_Aim:_ Check each line of the data below for the word "Advanced", then extract the ones that have it.

_Recorded data:_
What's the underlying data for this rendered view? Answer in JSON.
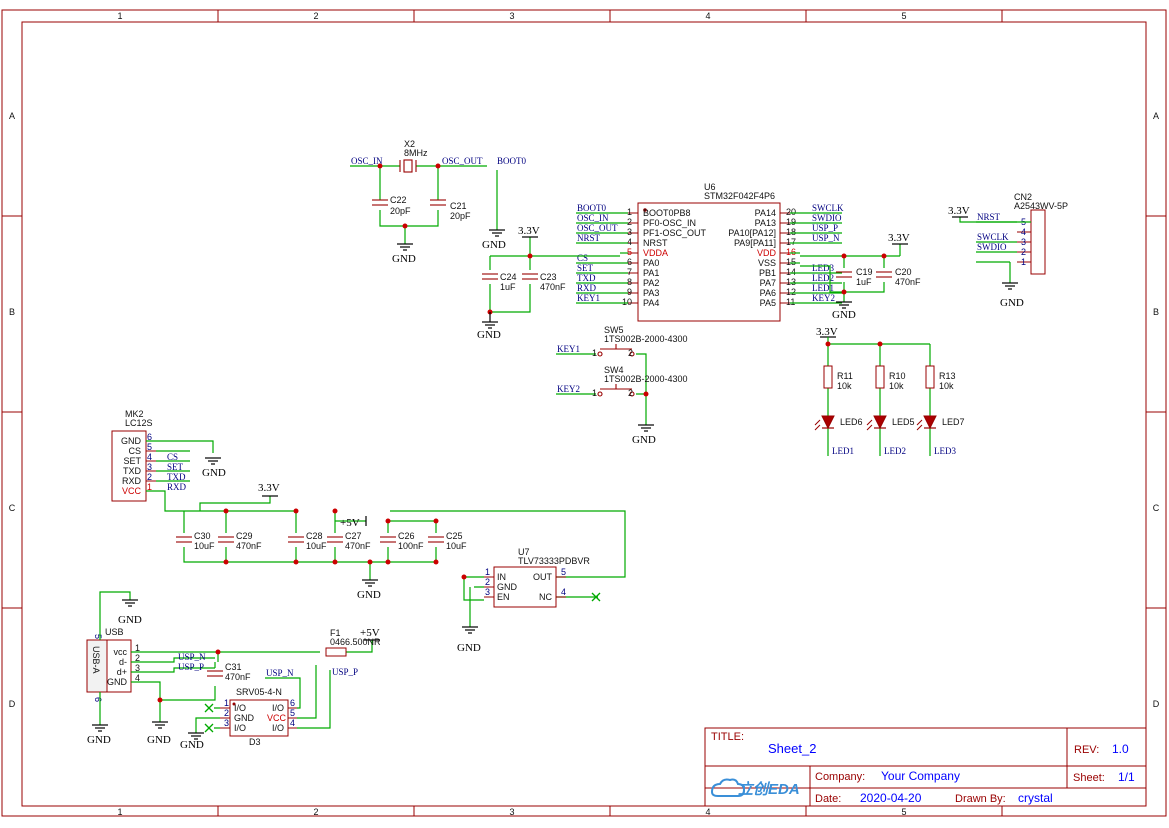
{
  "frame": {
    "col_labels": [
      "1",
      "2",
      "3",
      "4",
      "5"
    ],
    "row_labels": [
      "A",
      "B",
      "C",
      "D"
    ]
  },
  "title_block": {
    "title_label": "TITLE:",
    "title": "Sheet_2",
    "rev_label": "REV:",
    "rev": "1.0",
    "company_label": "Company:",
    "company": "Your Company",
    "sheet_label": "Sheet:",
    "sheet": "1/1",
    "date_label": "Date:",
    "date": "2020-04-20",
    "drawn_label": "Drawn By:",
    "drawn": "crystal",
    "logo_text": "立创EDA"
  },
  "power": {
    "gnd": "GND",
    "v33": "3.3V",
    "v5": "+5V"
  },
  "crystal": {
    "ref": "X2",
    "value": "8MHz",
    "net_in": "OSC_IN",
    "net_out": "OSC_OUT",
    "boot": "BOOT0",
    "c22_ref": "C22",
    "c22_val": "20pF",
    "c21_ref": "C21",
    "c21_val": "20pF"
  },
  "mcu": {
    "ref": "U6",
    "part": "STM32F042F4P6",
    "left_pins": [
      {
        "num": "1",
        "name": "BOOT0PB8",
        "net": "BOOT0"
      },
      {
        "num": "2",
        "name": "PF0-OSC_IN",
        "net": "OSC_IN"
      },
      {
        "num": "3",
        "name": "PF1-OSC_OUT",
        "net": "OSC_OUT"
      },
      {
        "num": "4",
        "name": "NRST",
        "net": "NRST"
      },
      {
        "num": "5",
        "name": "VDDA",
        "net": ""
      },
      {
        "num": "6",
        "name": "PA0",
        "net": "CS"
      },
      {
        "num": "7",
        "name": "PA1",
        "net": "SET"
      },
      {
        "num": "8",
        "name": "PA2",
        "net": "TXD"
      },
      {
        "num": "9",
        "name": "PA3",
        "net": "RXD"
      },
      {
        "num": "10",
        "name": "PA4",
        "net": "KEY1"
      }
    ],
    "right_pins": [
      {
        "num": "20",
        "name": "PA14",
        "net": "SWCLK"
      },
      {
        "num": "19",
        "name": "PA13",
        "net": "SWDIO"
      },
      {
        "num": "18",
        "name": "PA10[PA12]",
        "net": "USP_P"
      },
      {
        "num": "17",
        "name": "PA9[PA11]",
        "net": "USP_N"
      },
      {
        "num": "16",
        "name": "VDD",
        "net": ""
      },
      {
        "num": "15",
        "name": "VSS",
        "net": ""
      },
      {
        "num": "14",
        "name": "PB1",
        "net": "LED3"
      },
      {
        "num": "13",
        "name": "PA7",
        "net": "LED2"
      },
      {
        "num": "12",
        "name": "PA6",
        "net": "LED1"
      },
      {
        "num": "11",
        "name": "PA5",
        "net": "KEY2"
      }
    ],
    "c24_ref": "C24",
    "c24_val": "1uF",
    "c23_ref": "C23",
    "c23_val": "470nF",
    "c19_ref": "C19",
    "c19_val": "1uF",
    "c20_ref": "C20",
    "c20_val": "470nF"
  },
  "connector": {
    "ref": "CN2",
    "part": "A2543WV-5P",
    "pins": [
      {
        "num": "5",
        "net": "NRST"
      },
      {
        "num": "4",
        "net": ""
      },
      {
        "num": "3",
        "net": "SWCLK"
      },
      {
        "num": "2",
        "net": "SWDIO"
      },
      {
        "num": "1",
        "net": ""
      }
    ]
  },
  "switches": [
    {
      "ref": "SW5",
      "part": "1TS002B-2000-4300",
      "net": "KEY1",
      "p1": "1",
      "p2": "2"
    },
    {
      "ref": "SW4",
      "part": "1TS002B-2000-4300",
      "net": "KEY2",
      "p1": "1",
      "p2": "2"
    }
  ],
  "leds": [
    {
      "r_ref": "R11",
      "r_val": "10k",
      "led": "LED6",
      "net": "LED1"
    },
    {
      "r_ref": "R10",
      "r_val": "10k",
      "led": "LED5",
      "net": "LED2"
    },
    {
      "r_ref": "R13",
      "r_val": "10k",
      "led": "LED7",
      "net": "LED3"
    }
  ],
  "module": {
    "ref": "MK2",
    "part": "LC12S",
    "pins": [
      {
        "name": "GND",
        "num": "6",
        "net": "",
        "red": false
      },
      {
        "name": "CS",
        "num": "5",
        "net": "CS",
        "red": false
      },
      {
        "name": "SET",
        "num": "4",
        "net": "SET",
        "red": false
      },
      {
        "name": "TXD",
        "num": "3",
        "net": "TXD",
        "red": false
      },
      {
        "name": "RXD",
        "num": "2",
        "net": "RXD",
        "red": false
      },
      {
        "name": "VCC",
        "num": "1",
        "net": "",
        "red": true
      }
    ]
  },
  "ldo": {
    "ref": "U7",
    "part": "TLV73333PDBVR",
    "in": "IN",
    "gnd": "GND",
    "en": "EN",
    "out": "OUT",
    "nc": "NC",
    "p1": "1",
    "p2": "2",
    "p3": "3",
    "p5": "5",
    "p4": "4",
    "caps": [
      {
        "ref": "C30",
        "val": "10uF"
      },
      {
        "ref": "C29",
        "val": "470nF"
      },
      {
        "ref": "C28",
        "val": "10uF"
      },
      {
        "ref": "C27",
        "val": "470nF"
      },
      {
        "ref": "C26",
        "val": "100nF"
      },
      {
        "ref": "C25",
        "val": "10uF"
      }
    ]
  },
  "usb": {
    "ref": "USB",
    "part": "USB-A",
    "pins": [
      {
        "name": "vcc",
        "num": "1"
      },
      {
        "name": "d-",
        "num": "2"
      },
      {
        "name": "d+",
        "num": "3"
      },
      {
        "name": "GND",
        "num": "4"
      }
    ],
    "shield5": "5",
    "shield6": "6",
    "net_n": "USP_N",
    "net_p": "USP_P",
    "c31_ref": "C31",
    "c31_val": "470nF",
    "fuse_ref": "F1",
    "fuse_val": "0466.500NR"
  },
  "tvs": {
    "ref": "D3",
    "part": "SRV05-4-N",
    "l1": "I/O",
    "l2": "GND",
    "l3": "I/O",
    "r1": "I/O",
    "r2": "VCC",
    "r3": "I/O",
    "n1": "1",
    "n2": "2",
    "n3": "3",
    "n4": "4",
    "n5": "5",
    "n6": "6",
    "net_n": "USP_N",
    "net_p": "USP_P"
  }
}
==
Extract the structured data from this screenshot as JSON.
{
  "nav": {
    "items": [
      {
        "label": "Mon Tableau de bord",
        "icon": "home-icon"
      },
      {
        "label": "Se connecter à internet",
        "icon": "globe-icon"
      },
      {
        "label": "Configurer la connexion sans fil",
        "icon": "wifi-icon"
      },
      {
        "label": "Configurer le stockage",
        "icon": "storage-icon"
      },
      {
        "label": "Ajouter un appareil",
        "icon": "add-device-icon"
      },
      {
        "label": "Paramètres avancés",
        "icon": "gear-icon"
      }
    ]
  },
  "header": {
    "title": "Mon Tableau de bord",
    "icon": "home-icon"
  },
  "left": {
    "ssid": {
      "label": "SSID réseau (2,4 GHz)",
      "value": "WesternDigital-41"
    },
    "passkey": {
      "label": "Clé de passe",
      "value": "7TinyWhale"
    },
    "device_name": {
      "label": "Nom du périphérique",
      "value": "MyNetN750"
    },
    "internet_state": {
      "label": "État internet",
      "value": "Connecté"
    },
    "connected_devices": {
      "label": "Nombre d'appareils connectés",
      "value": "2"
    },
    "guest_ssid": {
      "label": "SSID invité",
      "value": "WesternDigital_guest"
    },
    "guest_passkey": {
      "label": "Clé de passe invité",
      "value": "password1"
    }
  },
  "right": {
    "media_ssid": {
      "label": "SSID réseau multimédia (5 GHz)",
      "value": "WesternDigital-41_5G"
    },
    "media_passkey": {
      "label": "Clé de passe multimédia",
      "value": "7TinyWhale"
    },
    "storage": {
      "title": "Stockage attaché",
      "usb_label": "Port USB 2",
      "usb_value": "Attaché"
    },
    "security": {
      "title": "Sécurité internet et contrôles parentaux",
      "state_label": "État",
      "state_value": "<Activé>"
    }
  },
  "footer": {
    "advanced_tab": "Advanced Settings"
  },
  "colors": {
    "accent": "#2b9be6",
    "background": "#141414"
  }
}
--
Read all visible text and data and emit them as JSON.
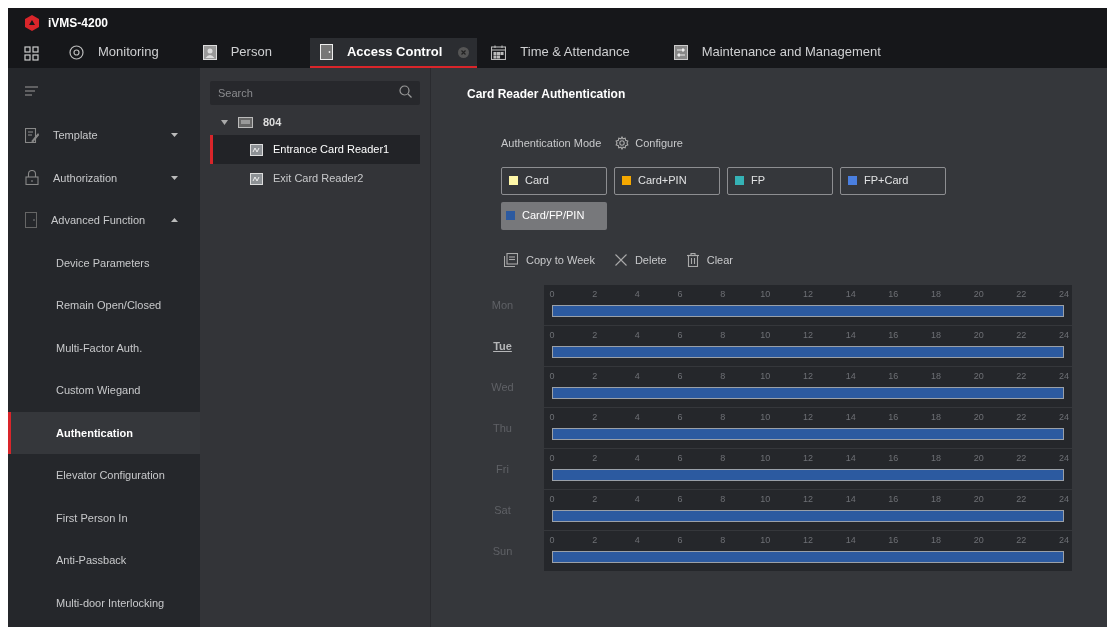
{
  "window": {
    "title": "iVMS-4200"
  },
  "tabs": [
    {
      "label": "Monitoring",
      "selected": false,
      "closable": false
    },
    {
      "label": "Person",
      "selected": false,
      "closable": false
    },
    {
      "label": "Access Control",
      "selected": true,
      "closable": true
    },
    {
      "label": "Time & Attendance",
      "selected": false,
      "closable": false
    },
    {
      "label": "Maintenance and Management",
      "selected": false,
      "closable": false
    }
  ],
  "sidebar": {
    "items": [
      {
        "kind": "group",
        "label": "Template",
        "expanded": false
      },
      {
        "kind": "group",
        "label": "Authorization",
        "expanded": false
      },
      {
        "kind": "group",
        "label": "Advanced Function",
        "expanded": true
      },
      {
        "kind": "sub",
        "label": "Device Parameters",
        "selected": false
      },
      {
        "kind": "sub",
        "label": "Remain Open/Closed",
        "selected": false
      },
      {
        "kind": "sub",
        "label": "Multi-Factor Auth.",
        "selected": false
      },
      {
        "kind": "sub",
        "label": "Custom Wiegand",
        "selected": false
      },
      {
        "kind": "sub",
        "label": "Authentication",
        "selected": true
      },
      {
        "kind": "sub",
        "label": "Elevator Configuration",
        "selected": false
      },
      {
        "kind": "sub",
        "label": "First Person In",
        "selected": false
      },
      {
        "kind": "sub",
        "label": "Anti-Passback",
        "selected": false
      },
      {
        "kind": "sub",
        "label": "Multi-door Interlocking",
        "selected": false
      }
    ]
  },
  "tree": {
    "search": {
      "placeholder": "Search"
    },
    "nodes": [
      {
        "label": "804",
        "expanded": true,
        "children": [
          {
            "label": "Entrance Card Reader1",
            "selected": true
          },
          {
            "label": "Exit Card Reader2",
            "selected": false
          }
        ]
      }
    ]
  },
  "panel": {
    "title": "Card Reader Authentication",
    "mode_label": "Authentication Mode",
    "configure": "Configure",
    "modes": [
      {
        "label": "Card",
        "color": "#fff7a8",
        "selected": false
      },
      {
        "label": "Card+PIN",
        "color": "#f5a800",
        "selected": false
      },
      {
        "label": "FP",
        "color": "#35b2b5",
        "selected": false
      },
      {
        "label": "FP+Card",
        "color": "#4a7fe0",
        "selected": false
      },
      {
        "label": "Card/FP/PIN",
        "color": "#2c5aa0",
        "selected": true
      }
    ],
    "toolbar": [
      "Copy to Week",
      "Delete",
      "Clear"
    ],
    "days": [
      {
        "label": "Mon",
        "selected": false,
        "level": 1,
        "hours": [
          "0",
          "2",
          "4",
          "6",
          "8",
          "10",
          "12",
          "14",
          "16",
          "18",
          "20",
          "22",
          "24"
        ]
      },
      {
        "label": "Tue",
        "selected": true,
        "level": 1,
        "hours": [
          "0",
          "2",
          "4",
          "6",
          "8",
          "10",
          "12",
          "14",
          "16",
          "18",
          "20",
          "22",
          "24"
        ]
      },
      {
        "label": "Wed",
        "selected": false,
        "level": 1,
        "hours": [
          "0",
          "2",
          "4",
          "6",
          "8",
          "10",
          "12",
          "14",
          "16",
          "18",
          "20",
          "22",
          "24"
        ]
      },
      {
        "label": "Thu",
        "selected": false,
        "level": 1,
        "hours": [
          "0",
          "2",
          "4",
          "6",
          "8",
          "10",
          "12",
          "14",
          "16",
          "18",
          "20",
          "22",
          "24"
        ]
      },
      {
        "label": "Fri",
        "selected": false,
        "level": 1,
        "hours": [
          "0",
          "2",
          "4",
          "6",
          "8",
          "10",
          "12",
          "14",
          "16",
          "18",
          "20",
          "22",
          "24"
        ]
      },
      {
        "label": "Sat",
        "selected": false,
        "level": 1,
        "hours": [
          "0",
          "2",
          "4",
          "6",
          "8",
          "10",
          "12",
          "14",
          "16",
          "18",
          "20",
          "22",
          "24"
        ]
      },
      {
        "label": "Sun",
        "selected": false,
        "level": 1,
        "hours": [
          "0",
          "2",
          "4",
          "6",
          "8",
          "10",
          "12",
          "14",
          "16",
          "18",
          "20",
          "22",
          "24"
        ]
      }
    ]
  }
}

_Exercise solution:_
    "advanced_tab": "Advanced Settings"
        "label": "Advanced Function",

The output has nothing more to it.